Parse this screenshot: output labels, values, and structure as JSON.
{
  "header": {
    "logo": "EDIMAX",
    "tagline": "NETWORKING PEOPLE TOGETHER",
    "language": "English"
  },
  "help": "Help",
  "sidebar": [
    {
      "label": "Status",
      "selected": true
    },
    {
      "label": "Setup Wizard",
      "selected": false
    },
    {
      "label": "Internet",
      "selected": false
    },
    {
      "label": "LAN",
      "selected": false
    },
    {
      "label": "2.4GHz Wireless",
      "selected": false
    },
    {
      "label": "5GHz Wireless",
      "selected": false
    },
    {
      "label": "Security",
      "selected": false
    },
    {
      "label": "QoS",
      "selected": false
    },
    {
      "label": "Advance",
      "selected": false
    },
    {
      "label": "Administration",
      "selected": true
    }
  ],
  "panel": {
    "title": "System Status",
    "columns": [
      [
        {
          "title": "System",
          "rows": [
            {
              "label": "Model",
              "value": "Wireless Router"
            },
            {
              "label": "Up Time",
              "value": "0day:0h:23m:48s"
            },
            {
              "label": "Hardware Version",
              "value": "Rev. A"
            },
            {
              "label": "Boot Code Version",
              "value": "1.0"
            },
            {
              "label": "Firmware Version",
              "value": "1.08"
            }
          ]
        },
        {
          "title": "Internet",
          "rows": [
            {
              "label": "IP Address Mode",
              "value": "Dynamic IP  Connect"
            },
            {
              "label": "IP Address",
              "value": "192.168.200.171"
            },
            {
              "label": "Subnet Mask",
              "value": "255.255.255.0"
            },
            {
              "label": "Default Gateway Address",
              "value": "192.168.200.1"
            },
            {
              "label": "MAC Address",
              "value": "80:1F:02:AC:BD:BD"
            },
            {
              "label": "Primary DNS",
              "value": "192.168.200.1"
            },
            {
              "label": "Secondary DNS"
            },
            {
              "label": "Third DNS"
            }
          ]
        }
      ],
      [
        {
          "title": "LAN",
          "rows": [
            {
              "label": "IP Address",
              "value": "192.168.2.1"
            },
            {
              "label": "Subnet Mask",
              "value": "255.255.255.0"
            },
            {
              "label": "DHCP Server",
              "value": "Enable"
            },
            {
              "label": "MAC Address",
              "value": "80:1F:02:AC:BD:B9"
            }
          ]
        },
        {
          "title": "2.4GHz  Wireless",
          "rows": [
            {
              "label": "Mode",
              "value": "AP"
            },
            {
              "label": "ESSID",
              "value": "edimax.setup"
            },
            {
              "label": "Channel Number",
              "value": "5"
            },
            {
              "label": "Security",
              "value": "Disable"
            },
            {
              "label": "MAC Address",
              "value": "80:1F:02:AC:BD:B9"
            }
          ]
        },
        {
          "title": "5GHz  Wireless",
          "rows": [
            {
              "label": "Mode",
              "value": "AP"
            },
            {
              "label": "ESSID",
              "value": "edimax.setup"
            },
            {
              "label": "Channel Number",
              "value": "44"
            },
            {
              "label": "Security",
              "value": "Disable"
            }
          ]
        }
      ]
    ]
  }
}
+--
Extract the complete listing verbatim.

Parse this screenshot: output labels, values, and structure as JSON.
{
  "header": {
    "logo": "EDIMAX",
    "tagline": "NETWORKING PEOPLE TOGETHER",
    "language": "English"
  },
  "help": "Help",
  "sidebar": [
    {
      "label": "Status",
      "selected": true
    },
    {
      "label": "Setup Wizard",
      "selected": false
    },
    {
      "label": "Internet",
      "selected": false
    },
    {
      "label": "LAN",
      "selected": false
    },
    {
      "label": "2.4GHz Wireless",
      "selected": false
    },
    {
      "label": "5GHz Wireless",
      "selected": false
    },
    {
      "label": "Security",
      "selected": false
    },
    {
      "label": "QoS",
      "selected": false
    },
    {
      "label": "Advance",
      "selected": false
    },
    {
      "label": "Administration",
      "selected": true
    }
  ],
  "panel": {
    "title": "System Status",
    "columns": [
      [
        {
          "title": "System",
          "rows": [
            {
              "label": "Model",
              "value": "Wireless Router"
            },
            {
              "label": "Up Time",
              "value": "0day:0h:23m:48s"
            },
            {
              "label": "Hardware Version",
              "value": "Rev. A"
            },
            {
              "label": "Boot Code Version",
              "value": "1.0"
            },
            {
              "label": "Firmware Version",
              "value": "1.08"
            }
          ]
        },
        {
          "title": "Internet",
          "rows": [
            {
              "label": "IP Address Mode",
              "value": "Dynamic IP  Connect"
            },
            {
              "label": "IP Address",
              "value": "192.168.200.171"
            },
            {
              "label": "Subnet Mask",
              "value": "255.255.255.0"
            },
            {
              "label": "Default Gateway Address",
              "value": "192.168.200.1"
            },
            {
              "label": "MAC Address",
              "value": "80:1F:02:AC:BD:BD"
            },
            {
              "label": "Primary DNS",
              "value": "192.168.200.1"
            },
            {
              "label": "Secondary DNS"
            },
            {
              "label": "Third DNS"
            }
          ]
        }
      ],
      [
        {
          "title": "LAN",
          "rows": [
            {
              "label": "IP Address",
              "value": "192.168.2.1"
            },
            {
              "label": "Subnet Mask",
              "value": "255.255.255.0"
            },
            {
              "label": "DHCP Server",
              "value": "Enable"
            },
            {
              "label": "MAC Address",
              "value": "80:1F:02:AC:BD:B9"
            }
          ]
        },
        {
          "title": "2.4GHz  Wireless",
          "rows": [
            {
              "label": "Mode",
              "value": "AP"
            },
            {
              "label": "ESSID",
              "value": "edimax.setup"
            },
            {
              "label": "Channel Number",
              "value": "5"
            },
            {
              "label": "Security",
              "value": "Disable"
            },
            {
              "label": "MAC Address",
              "value": "80:1F:02:AC:BD:B9"
            }
          ]
        },
        {
          "title": "5GHz  Wireless",
          "rows": [
            {
              "label": "Mode",
              "value": "AP"
            },
            {
              "label": "ESSID",
              "value": "edimax.setup"
            },
            {
              "label": "Channel Number",
              "value": "44"
            },
            {
              "label": "Security",
              "value": "Disable"
            }
          ]
        }
      ]
    ]
  }
}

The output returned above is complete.